A run of records
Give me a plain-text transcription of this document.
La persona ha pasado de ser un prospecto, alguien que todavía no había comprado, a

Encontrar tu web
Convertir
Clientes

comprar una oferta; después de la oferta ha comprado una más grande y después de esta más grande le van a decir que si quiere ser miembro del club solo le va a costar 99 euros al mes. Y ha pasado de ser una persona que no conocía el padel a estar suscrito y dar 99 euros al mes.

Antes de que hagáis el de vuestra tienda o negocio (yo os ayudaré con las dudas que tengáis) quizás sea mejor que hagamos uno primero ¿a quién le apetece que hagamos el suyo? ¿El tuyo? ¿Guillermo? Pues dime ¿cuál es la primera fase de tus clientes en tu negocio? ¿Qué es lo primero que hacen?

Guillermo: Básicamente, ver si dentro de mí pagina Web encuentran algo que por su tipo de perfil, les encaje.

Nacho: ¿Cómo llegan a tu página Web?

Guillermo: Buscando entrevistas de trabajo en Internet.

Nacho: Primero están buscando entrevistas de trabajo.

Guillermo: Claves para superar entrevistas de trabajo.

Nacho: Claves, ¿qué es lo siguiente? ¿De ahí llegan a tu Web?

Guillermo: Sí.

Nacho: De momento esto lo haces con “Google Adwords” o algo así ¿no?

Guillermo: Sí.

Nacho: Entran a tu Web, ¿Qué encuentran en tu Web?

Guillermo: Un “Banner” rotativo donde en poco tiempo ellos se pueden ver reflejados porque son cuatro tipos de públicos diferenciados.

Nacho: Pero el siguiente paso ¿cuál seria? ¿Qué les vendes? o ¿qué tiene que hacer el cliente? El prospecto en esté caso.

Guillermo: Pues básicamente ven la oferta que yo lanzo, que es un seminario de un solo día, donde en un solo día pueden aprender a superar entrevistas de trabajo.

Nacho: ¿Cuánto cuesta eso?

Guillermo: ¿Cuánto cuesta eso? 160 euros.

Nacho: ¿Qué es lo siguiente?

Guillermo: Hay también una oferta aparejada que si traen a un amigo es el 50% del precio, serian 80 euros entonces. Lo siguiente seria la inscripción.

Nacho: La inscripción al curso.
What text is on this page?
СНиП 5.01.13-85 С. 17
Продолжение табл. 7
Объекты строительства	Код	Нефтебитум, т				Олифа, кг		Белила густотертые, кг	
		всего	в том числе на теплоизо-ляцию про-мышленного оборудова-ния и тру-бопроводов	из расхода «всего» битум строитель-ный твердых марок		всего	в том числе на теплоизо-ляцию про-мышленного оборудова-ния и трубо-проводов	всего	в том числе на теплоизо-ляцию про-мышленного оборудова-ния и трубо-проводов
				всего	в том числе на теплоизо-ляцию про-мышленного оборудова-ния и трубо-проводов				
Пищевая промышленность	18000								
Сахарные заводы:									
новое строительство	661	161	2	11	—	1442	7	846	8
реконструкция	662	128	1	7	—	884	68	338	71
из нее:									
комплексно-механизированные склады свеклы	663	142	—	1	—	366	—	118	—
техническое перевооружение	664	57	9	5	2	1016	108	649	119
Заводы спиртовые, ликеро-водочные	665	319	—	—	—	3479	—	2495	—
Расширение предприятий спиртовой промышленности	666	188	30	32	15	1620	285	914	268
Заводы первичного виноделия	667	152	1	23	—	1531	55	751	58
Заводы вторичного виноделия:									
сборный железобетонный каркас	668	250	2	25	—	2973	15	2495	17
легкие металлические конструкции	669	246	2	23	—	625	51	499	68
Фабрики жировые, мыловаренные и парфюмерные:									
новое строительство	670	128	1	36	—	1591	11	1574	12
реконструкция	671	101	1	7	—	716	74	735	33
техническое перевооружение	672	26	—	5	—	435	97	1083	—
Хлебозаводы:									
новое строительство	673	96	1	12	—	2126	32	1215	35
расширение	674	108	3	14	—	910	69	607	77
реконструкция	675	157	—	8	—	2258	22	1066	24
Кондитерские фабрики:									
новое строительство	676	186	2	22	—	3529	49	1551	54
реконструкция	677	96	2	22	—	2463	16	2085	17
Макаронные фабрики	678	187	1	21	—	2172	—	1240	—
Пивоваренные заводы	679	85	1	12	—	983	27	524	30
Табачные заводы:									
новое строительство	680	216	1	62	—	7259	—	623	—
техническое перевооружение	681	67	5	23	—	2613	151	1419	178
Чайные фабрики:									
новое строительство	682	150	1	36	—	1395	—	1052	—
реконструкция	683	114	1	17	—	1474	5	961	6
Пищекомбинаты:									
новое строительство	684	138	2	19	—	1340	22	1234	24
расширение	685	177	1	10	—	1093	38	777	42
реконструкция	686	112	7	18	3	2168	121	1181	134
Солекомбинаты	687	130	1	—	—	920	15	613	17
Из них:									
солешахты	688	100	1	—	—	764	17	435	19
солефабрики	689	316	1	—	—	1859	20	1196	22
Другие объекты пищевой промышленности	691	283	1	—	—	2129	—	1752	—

#### [WHAT YOU NEED TO DO]
For the data above, state how many lines contain "llegan"; the number is the whole answer.

#### [OUTPUT BELOW]
2